Problem to work on: Show each line of the data below that has the string "ylabel" in it.

- - - - -

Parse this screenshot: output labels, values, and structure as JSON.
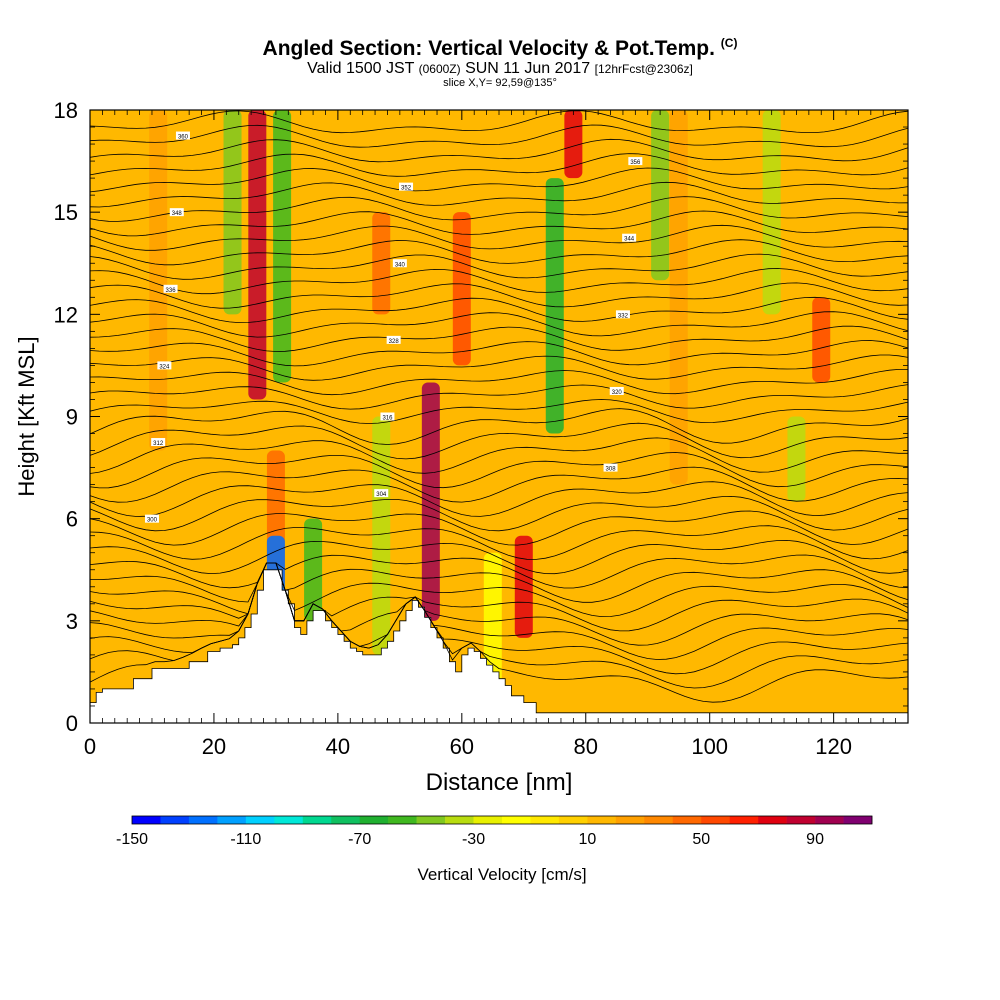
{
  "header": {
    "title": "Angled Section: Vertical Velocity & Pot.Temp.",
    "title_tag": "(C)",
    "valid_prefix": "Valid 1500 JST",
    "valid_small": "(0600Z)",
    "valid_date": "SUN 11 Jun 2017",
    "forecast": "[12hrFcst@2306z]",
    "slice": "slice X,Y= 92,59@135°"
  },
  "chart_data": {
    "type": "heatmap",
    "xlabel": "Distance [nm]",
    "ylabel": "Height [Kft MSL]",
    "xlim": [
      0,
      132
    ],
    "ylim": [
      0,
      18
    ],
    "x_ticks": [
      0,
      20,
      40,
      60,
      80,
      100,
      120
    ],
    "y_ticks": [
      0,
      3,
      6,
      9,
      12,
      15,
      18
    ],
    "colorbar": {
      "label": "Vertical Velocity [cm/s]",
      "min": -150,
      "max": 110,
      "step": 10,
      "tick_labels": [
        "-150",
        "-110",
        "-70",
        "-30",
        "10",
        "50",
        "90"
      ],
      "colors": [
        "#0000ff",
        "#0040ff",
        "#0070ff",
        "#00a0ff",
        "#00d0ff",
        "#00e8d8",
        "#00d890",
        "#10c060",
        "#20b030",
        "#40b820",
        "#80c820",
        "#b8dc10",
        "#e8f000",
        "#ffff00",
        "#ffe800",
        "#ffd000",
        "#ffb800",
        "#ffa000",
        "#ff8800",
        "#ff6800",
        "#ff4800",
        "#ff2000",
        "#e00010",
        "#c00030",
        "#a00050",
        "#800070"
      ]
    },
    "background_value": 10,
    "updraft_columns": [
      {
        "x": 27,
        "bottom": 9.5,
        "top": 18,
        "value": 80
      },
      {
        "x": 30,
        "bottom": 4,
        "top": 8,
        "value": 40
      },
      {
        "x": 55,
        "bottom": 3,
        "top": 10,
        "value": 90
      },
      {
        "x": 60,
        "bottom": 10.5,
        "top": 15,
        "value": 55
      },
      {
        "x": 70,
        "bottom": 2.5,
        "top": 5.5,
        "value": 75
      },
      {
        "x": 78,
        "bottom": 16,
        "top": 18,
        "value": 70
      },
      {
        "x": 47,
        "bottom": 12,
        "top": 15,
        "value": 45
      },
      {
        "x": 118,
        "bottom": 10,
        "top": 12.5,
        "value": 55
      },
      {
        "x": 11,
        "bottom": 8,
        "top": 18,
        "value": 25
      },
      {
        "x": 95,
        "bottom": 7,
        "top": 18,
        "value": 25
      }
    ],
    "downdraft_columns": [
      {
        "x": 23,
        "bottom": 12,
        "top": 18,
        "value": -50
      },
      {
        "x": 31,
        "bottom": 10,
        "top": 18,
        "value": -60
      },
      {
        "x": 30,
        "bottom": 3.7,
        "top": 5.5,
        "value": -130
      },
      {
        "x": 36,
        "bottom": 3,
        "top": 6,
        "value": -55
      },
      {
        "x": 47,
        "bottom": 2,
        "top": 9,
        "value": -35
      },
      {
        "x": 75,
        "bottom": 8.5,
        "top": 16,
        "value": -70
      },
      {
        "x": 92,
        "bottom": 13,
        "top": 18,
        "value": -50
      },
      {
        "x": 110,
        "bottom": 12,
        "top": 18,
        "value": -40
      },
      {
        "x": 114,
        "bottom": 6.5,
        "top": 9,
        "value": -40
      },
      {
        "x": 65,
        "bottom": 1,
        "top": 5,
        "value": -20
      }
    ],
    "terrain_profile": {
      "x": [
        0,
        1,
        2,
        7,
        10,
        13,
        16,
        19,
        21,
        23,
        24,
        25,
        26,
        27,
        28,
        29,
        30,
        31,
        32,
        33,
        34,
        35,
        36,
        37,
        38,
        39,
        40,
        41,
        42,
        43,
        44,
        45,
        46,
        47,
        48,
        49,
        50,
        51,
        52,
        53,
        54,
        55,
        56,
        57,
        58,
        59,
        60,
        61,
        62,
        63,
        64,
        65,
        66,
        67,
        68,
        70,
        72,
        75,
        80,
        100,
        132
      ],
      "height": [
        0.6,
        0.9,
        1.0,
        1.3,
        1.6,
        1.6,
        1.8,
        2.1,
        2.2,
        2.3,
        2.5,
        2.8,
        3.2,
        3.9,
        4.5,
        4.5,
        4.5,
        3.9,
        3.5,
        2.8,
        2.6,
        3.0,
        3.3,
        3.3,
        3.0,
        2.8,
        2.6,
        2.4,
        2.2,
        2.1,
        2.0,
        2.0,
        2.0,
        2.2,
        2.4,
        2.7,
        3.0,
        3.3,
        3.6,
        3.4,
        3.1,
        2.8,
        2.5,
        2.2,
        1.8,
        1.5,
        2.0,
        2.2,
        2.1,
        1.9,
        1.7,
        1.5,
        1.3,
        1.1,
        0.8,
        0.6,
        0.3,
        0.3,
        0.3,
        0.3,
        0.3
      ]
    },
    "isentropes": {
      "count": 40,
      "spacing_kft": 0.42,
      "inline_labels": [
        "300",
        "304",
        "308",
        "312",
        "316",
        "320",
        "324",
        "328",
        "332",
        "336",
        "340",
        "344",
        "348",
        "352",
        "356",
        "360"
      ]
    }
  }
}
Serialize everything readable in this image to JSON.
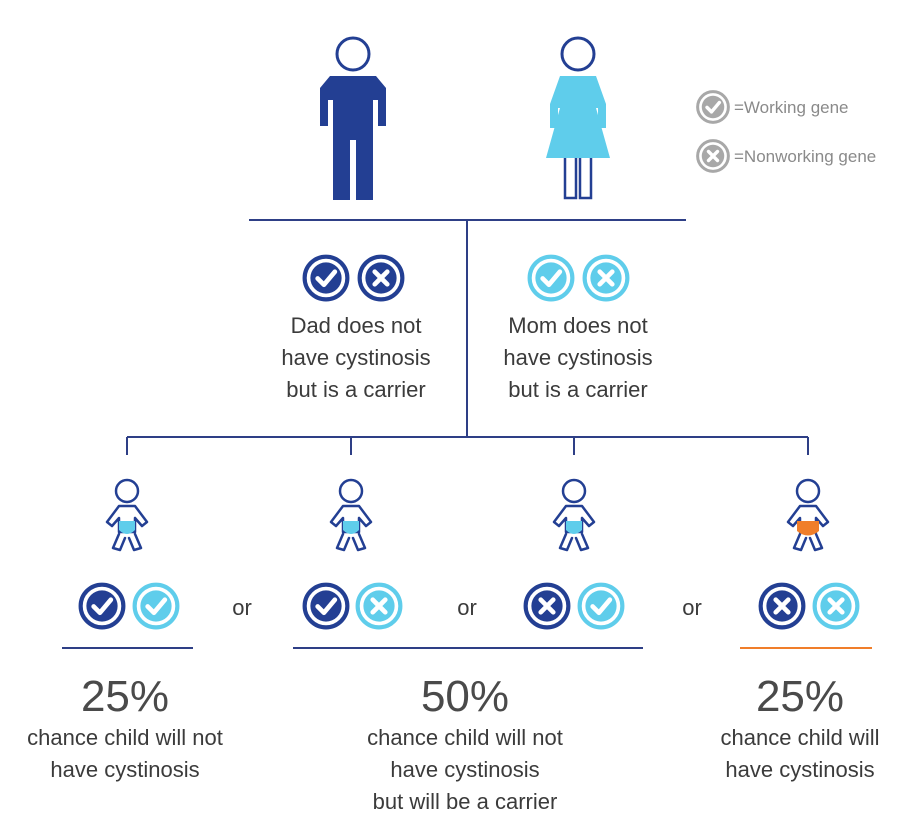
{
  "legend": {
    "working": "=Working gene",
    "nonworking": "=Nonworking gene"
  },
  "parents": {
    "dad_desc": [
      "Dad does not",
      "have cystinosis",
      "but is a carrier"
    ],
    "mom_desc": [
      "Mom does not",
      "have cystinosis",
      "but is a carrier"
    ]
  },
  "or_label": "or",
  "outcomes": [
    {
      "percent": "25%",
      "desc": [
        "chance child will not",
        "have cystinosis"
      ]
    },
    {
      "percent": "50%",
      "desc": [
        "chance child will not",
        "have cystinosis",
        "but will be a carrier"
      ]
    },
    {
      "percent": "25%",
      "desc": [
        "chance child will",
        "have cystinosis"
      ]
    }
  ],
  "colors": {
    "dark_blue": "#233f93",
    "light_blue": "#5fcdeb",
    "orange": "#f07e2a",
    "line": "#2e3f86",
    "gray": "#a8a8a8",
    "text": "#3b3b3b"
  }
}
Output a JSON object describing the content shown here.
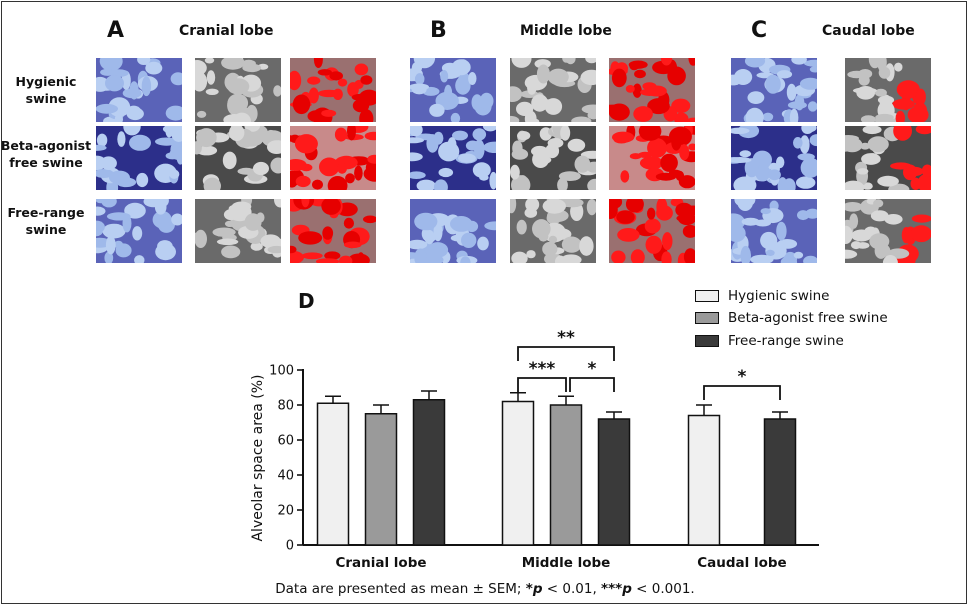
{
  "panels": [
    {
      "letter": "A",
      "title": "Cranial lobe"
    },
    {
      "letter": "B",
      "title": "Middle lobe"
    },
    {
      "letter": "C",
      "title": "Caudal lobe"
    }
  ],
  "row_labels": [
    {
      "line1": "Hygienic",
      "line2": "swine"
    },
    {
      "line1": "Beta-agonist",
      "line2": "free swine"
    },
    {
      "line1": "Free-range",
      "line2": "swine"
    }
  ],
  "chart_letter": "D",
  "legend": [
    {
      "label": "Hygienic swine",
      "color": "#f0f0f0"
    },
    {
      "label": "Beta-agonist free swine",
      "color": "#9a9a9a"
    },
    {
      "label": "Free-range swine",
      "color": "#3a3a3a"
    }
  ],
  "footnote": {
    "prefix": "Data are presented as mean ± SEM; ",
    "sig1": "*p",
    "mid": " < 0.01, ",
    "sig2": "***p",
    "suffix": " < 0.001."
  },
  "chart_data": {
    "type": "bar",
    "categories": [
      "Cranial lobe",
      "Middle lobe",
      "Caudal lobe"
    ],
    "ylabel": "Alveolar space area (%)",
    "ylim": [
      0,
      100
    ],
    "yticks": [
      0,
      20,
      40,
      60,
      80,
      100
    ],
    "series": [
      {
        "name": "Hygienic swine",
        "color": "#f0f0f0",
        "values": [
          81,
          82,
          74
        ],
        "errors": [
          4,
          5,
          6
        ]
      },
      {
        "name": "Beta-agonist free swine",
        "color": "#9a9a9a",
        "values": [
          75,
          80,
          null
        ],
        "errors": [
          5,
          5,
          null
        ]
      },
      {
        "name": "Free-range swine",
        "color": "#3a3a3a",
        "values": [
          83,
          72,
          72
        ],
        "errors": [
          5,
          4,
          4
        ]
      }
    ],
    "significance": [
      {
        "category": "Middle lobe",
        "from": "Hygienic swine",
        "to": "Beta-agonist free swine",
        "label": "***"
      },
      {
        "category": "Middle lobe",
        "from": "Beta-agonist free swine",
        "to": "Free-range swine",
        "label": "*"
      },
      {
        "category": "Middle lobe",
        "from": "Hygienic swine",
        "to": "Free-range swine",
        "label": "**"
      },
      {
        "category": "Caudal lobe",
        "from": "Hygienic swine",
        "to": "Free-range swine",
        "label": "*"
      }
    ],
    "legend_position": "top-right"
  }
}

- - - - -

Output of the exercise:
    "ylabel": "Height [Kft MSL]",
    "ylabel": "Alveolar space area (%)",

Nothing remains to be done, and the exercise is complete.